Exercise brief: Are you able to retype all the records below exactly?

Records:
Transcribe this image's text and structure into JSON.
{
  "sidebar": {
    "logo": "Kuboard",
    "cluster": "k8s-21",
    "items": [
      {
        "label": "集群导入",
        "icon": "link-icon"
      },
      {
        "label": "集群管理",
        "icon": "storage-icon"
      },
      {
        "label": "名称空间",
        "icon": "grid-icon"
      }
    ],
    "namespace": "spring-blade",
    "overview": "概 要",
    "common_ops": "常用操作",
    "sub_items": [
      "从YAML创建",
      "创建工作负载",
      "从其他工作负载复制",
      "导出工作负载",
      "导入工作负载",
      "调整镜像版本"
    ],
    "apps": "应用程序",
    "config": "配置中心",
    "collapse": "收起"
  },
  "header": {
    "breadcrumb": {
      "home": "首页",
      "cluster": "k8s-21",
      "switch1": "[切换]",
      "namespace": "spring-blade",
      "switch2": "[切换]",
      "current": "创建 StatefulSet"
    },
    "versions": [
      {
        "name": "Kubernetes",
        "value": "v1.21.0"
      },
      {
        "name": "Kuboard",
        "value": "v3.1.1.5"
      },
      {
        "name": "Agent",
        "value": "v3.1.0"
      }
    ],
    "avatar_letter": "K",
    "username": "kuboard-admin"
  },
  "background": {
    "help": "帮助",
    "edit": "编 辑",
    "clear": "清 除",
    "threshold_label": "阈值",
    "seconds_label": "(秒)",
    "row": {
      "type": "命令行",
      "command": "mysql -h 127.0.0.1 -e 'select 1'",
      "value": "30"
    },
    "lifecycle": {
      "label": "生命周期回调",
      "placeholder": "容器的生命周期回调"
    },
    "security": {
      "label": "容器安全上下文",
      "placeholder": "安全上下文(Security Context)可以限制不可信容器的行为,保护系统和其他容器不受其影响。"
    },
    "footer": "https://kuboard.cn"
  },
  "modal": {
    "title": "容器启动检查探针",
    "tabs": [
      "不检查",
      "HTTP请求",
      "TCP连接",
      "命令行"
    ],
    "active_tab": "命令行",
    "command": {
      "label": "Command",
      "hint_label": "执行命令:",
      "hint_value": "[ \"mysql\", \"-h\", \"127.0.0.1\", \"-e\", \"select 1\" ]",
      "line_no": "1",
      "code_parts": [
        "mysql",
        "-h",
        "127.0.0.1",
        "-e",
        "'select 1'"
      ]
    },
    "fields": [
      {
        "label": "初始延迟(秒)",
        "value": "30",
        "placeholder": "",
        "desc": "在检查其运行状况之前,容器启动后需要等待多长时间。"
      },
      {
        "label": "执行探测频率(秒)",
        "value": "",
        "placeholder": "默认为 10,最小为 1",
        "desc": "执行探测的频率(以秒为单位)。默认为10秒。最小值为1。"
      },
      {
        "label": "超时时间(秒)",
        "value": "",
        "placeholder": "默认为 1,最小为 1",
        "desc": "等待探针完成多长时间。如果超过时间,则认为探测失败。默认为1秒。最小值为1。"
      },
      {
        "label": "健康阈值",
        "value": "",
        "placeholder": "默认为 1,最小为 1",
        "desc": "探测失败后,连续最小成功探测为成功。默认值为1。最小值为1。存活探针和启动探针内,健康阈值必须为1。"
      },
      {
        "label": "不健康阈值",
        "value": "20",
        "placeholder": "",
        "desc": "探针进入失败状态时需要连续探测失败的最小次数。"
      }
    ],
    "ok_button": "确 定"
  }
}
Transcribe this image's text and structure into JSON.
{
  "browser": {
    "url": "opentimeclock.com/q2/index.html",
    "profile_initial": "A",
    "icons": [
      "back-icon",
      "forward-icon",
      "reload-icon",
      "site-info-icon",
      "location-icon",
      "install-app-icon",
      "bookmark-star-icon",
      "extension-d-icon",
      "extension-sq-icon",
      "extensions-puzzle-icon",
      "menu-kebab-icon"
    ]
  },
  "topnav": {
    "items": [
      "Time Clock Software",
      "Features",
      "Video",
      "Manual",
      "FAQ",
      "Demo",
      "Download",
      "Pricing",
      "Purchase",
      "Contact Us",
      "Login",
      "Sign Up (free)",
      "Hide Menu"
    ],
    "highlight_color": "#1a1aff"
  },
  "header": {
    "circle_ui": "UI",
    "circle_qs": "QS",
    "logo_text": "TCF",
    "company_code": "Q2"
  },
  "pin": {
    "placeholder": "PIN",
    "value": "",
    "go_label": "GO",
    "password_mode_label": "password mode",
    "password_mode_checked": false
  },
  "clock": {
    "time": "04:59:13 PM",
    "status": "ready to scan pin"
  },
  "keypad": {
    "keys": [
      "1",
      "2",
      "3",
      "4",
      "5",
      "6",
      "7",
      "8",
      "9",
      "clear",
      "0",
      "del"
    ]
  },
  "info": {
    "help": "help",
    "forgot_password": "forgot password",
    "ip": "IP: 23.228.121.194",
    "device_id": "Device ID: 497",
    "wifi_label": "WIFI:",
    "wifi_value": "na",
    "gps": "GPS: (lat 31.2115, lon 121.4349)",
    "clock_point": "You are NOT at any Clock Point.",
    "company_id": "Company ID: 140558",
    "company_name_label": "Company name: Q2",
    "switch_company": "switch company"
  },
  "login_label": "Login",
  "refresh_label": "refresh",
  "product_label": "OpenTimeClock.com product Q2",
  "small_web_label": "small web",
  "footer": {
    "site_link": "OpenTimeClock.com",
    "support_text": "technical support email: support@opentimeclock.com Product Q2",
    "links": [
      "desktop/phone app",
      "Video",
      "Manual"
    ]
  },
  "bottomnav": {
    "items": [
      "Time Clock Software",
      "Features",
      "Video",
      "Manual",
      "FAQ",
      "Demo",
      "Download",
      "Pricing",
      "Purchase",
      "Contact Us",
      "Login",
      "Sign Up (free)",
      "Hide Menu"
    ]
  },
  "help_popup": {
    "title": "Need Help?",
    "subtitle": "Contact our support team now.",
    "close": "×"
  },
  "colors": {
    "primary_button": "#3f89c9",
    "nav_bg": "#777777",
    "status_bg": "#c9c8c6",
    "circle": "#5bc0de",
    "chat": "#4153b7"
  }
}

Solution to this problem:
Transcribe this image's text and structure into JSON.
{
  "sidebar": {
    "logo": "Kuboard",
    "cluster": "k8s-21",
    "items": [
      {
        "label": "集群导入",
        "icon": "link-icon"
      },
      {
        "label": "集群管理",
        "icon": "storage-icon"
      },
      {
        "label": "名称空间",
        "icon": "grid-icon"
      }
    ],
    "namespace": "spring-blade",
    "overview": "概 要",
    "common_ops": "常用操作",
    "sub_items": [
      "从YAML创建",
      "创建工作负载",
      "从其他工作负载复制",
      "导出工作负载",
      "导入工作负载",
      "调整镜像版本"
    ],
    "apps": "应用程序",
    "config": "配置中心",
    "collapse": "收起"
  },
  "header": {
    "breadcrumb": {
      "home": "首页",
      "cluster": "k8s-21",
      "switch1": "[切换]",
      "namespace": "spring-blade",
      "switch2": "[切换]",
      "current": "创建 StatefulSet"
    },
    "versions": [
      {
        "name": "Kubernetes",
        "value": "v1.21.0"
      },
      {
        "name": "Kuboard",
        "value": "v3.1.1.5"
      },
      {
        "name": "Agent",
        "value": "v3.1.0"
      }
    ],
    "avatar_letter": "K",
    "username": "kuboard-admin"
  },
  "background": {
    "help": "帮助",
    "edit": "编 辑",
    "clear": "清 除",
    "threshold_label": "阈值",
    "seconds_label": "(秒)",
    "row": {
      "type": "命令行",
      "command": "mysql -h 127.0.0.1 -e 'select 1'",
      "value": "30"
    },
    "lifecycle": {
      "label": "生命周期回调",
      "placeholder": "容器的生命周期回调"
    },
    "security": {
      "label": "容器安全上下文",
      "placeholder": "安全上下文(Security Context)可以限制不可信容器的行为,保护系统和其他容器不受其影响。"
    },
    "footer": "https://kuboard.cn"
  },
  "modal": {
    "title": "容器启动检查探针",
    "tabs": [
      "不检查",
      "HTTP请求",
      "TCP连接",
      "命令行"
    ],
    "active_tab": "命令行",
    "command": {
      "label": "Command",
      "hint_label": "执行命令:",
      "hint_value": "[ \"mysql\", \"-h\", \"127.0.0.1\", \"-e\", \"select 1\" ]",
      "line_no": "1",
      "code_parts": [
        "mysql",
        "-h",
        "127.0.0.1",
        "-e",
        "'select 1'"
      ]
    },
    "fields": [
      {
        "label": "初始延迟(秒)",
        "value": "30",
        "placeholder": "",
        "desc": "在检查其运行状况之前,容器启动后需要等待多长时间。"
      },
      {
        "label": "执行探测频率(秒)",
        "value": "",
        "placeholder": "默认为 10,最小为 1",
        "desc": "执行探测的频率(以秒为单位)。默认为10秒。最小值为1。"
      },
      {
        "label": "超时时间(秒)",
        "value": "",
        "placeholder": "默认为 1,最小为 1",
        "desc": "等待探针完成多长时间。如果超过时间,则认为探测失败。默认为1秒。最小值为1。"
      },
      {
        "label": "健康阈值",
        "value": "",
        "placeholder": "默认为 1,最小为 1",
        "desc": "探测失败后,连续最小成功探测为成功。默认值为1。最小值为1。存活探针和启动探针内,健康阈值必须为1。"
      },
      {
        "label": "不健康阈值",
        "value": "20",
        "placeholder": "",
        "desc": "探针进入失败状态时需要连续探测失败的最小次数。"
      }
    ],
    "ok_button": "确 定"
  }
}
Transcribe this image's text and structure into JSON.
{
  "browser": {
    "url": "opentimeclock.com/q2/index.html",
    "profile_initial": "A",
    "icons": [
      "back-icon",
      "forward-icon",
      "reload-icon",
      "site-info-icon",
      "location-icon",
      "install-app-icon",
      "bookmark-star-icon",
      "extension-d-icon",
      "extension-sq-icon",
      "extensions-puzzle-icon",
      "menu-kebab-icon"
    ]
  },
  "topnav": {
    "items": [
      "Time Clock Software",
      "Features",
      "Video",
      "Manual",
      "FAQ",
      "Demo",
      "Download",
      "Pricing",
      "Purchase",
      "Contact Us",
      "Login",
      "Sign Up (free)",
      "Hide Menu"
    ],
    "highlight_color": "#1a1aff"
  },
  "header": {
    "circle_ui": "UI",
    "circle_qs": "QS",
    "logo_text": "TCF",
    "company_code": "Q2"
  },
  "pin": {
    "placeholder": "PIN",
    "value": "",
    "go_label": "GO",
    "password_mode_label": "password mode",
    "password_mode_checked": false
  },
  "clock": {
    "time": "04:59:13 PM",
    "status": "ready to scan pin"
  },
  "keypad": {
    "keys": [
      "1",
      "2",
      "3",
      "4",
      "5",
      "6",
      "7",
      "8",
      "9",
      "clear",
      "0",
      "del"
    ]
  },
  "info": {
    "help": "help",
    "forgot_password": "forgot password",
    "ip": "IP: 23.228.121.194",
    "device_id": "Device ID: 497",
    "wifi_label": "WIFI:",
    "wifi_value": "na",
    "gps": "GPS: (lat 31.2115, lon 121.4349)",
    "clock_point": "You are NOT at any Clock Point.",
    "company_id": "Company ID: 140558",
    "company_name_label": "Company name: Q2",
    "switch_company": "switch company"
  },
  "login_label": "Login",
  "refresh_label": "refresh",
  "product_label": "OpenTimeClock.com product Q2",
  "small_web_label": "small web",
  "footer": {
    "site_link": "OpenTimeClock.com",
    "support_text": "technical support email: support@opentimeclock.com Product Q2",
    "links": [
      "desktop/phone app",
      "Video",
      "Manual"
    ]
  },
  "bottomnav": {
    "items": [
      "Time Clock Software",
      "Features",
      "Video",
      "Manual",
      "FAQ",
      "Demo",
      "Download",
      "Pricing",
      "Purchase",
      "Contact Us",
      "Login",
      "Sign Up (free)",
      "Hide Menu"
    ]
  },
  "help_popup": {
    "title": "Need Help?",
    "subtitle": "Contact our support team now.",
    "close": "×"
  },
  "colors": {
    "primary_button": "#3f89c9",
    "nav_bg": "#777777",
    "status_bg": "#c9c8c6",
    "circle": "#5bc0de",
    "chat": "#4153b7"
  }
}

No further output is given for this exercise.